EXERCISE BRIEF: Render the lines from the one containing "council-label: Council. [394,163,444,176]" through the one containing "date-label: Date [552,785,581,798]" as a Markdown table with the columns No. and Text. Put one line per row, number the rows, and leave out any blank lines.
|---|
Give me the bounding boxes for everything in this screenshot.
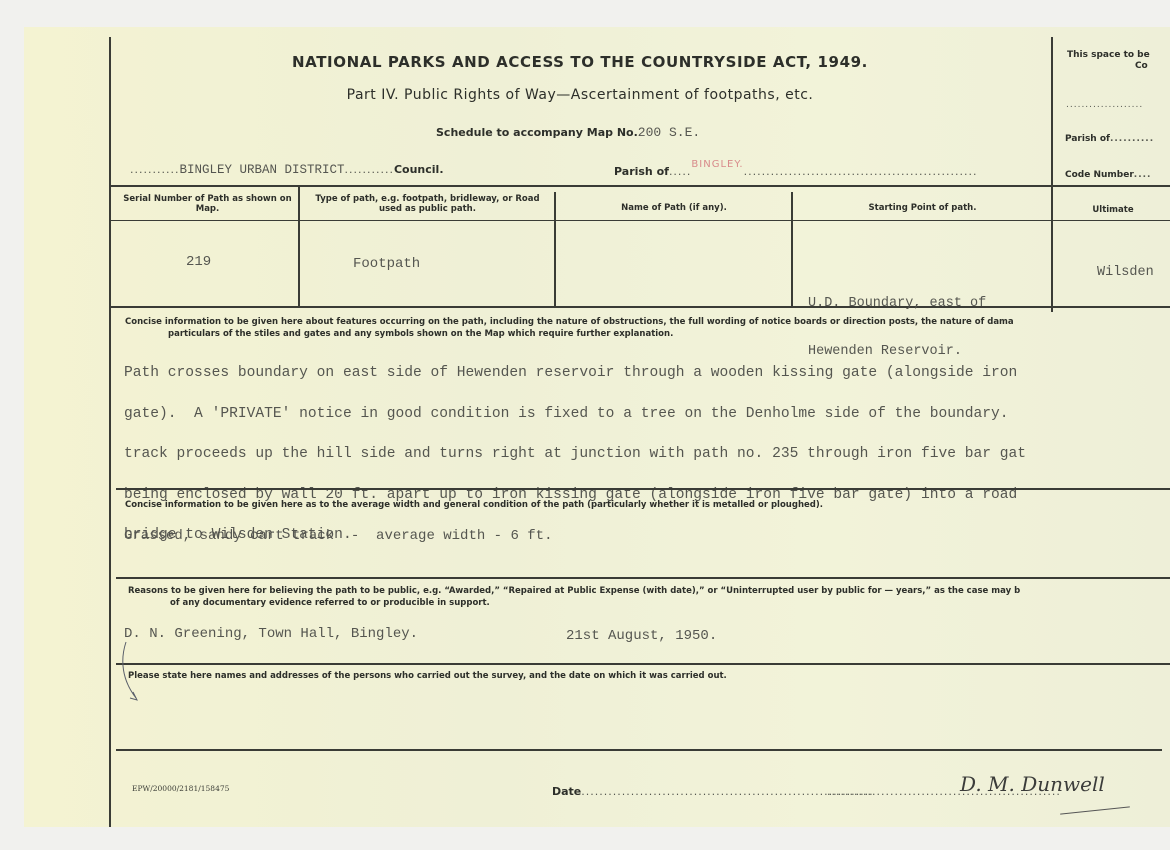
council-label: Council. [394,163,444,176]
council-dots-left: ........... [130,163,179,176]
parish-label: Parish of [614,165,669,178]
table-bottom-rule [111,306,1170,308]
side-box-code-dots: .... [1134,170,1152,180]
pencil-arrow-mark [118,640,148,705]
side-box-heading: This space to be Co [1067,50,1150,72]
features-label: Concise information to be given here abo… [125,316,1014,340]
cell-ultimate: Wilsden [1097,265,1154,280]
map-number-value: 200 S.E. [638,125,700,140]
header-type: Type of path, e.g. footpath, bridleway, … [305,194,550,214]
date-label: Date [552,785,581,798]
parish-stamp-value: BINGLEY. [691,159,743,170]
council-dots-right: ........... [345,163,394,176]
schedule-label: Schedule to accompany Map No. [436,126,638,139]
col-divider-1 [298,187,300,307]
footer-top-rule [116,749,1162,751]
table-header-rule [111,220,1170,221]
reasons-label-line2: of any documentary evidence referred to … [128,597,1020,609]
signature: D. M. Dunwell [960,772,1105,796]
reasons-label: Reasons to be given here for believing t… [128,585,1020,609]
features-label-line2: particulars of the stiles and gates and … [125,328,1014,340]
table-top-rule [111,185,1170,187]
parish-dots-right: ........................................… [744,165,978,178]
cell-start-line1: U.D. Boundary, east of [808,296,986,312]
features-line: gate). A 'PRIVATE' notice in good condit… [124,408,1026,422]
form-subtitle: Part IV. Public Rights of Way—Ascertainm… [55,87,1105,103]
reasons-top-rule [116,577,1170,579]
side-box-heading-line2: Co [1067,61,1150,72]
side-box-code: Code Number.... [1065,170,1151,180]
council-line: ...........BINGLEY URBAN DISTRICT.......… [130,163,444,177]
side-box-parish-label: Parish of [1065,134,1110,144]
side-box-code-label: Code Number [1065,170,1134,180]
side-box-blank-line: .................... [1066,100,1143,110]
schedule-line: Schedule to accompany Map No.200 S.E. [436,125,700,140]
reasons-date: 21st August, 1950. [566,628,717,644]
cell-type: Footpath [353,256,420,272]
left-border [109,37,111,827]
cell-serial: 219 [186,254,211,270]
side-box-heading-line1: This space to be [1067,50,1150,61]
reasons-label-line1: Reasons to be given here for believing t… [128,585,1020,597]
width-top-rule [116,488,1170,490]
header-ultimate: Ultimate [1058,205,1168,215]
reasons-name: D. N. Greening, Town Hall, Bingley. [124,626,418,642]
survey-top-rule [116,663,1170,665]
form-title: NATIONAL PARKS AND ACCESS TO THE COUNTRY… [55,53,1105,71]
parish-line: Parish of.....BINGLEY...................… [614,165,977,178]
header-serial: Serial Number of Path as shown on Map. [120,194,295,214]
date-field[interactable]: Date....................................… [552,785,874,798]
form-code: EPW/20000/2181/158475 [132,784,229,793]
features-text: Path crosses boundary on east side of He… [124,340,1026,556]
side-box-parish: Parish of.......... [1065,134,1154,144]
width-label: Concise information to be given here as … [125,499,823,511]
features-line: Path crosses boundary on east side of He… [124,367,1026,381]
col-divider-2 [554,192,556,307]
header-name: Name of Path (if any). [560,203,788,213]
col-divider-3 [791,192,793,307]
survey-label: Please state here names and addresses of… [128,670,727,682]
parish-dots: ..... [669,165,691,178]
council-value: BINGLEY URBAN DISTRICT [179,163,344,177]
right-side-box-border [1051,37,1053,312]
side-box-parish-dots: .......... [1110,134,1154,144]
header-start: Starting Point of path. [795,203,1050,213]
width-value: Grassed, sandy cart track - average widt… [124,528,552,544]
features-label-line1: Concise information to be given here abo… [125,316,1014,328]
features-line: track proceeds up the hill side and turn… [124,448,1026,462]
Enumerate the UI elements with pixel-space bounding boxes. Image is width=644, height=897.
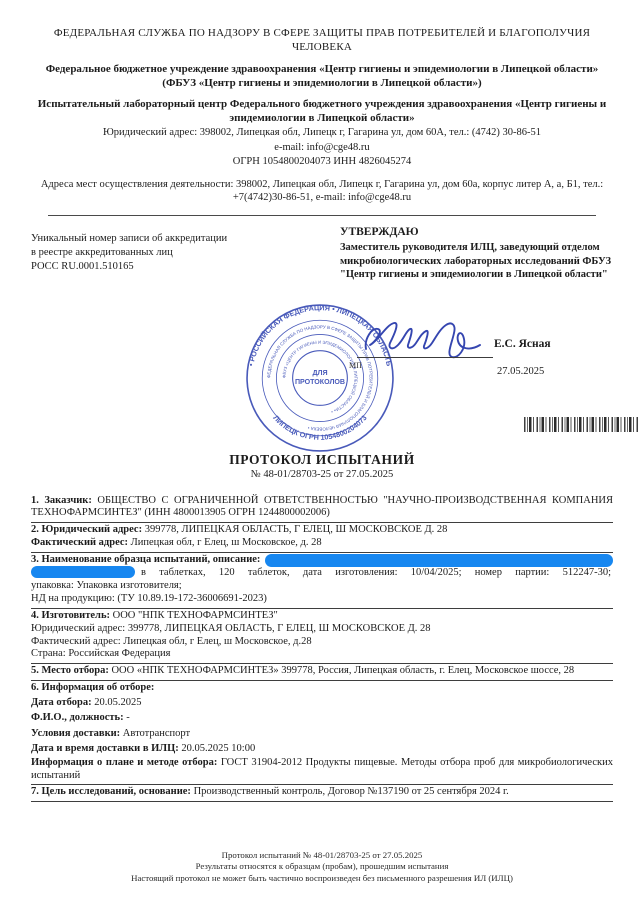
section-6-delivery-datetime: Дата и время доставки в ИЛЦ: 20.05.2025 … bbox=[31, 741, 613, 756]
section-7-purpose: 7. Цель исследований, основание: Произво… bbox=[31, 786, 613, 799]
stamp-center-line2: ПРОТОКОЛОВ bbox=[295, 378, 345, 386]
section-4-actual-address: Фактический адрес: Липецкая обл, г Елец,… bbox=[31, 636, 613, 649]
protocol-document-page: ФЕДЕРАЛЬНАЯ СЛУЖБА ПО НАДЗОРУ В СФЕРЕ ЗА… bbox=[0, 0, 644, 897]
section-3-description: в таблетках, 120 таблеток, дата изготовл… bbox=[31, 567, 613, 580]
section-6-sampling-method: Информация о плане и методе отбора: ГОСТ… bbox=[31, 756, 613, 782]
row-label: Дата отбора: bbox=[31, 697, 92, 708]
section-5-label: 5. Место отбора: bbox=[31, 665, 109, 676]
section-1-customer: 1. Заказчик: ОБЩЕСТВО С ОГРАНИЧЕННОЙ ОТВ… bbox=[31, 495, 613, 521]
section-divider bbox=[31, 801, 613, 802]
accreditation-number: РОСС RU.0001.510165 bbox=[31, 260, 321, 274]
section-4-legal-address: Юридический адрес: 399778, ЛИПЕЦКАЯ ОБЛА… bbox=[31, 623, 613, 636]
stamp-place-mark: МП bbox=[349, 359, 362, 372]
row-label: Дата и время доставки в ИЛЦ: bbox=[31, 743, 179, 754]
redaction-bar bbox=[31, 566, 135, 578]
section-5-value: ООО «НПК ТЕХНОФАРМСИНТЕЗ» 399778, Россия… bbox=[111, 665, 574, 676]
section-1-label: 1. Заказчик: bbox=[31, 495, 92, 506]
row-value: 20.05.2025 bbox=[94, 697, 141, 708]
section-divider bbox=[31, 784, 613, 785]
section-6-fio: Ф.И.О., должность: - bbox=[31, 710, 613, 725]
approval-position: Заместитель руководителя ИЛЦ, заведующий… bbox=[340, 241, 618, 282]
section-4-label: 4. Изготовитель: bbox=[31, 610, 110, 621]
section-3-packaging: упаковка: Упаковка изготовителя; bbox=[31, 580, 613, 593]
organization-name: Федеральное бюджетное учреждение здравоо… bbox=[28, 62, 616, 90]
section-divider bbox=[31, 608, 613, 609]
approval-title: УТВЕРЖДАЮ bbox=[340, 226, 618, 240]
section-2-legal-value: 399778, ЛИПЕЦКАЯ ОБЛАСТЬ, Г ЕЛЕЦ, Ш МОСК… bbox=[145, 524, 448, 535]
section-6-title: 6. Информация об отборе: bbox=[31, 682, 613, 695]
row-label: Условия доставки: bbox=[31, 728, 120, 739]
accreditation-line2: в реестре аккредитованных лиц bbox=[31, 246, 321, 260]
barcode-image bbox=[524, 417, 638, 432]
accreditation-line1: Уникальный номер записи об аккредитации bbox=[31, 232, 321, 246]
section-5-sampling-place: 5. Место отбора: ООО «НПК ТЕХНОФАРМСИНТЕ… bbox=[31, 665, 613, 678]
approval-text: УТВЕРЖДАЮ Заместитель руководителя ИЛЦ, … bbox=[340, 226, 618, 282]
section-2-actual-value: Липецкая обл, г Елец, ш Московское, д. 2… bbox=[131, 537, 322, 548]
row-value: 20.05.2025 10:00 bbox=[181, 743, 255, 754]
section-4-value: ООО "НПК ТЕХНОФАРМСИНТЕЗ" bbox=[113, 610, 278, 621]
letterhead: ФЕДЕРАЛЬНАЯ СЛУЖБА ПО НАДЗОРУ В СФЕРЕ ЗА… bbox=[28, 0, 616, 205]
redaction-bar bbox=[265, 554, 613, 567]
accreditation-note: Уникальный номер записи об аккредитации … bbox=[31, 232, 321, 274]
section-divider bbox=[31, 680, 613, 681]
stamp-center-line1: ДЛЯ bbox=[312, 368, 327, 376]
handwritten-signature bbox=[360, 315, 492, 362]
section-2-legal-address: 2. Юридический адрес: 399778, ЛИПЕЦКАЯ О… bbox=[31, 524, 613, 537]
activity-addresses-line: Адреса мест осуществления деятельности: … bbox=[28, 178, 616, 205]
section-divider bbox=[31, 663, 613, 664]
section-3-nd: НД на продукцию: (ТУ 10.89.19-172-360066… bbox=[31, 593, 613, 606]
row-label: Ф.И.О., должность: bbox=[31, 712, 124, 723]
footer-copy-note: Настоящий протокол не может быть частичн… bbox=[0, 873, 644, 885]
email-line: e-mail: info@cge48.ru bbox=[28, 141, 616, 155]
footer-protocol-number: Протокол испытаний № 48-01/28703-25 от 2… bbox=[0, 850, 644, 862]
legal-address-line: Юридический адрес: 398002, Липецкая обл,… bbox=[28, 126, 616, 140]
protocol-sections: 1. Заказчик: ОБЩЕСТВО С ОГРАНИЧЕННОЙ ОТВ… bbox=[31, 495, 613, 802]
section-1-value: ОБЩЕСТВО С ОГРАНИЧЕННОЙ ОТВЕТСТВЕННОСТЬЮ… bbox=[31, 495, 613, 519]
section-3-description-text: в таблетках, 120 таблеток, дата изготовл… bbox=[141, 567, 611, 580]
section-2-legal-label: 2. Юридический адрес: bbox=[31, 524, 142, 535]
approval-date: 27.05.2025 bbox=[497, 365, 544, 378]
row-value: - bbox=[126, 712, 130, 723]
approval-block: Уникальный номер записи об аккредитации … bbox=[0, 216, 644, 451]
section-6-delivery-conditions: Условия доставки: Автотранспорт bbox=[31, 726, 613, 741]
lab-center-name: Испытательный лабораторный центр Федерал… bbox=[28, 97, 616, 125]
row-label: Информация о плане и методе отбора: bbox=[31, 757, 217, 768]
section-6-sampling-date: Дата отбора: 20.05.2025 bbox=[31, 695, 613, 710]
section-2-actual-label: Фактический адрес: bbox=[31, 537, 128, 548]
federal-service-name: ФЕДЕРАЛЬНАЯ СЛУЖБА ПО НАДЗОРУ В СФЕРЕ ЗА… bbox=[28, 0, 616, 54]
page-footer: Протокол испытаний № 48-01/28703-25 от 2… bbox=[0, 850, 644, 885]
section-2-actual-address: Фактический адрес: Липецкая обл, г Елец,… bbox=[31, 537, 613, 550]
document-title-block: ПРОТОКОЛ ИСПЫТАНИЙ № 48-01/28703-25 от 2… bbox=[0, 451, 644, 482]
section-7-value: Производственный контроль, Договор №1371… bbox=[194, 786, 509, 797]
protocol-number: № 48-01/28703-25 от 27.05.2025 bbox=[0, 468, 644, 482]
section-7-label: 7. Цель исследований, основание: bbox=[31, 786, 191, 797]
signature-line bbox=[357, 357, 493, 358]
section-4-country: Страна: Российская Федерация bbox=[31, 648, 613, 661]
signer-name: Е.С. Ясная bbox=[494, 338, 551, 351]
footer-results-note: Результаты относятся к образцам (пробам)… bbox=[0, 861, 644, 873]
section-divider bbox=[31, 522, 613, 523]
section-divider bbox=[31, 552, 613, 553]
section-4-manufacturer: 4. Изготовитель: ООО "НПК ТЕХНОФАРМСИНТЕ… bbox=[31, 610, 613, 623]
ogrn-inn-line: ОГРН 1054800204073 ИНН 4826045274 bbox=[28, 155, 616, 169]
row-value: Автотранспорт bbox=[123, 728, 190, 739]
|---|
EXERCISE ANSWER:
| No. | Text |
|---|---|
| 1 | council-label: Council. [394,163,444,176] |
| 2 | council-dots-left: ........... [130,163,179,176] |
| 3 | parish-label: Parish of [614,165,669,178] |
| 4 | table-bottom-rule [111,306,1170,308] |
| 5 | side-box-code-dots: .... [1134,170,1152,180] |
| 6 | pencil-arrow-mark [118,640,148,705] |
| 7 | side-box-heading: This space to be Co [1067,50,1150,72] |
| 8 | features-label: Concise information to be given here abo… [125,316,1014,340] |
| 9 | cell-ultimate: Wilsden [1097,265,1154,280] |
| 10 | map-number-value: 200 S.E. [638,125,700,140] |
| 11 | header-type: Type of path, e.g. footpath, bridleway, … [305,194,550,214] |
| 12 | date-label: Date [552,785,581,798] |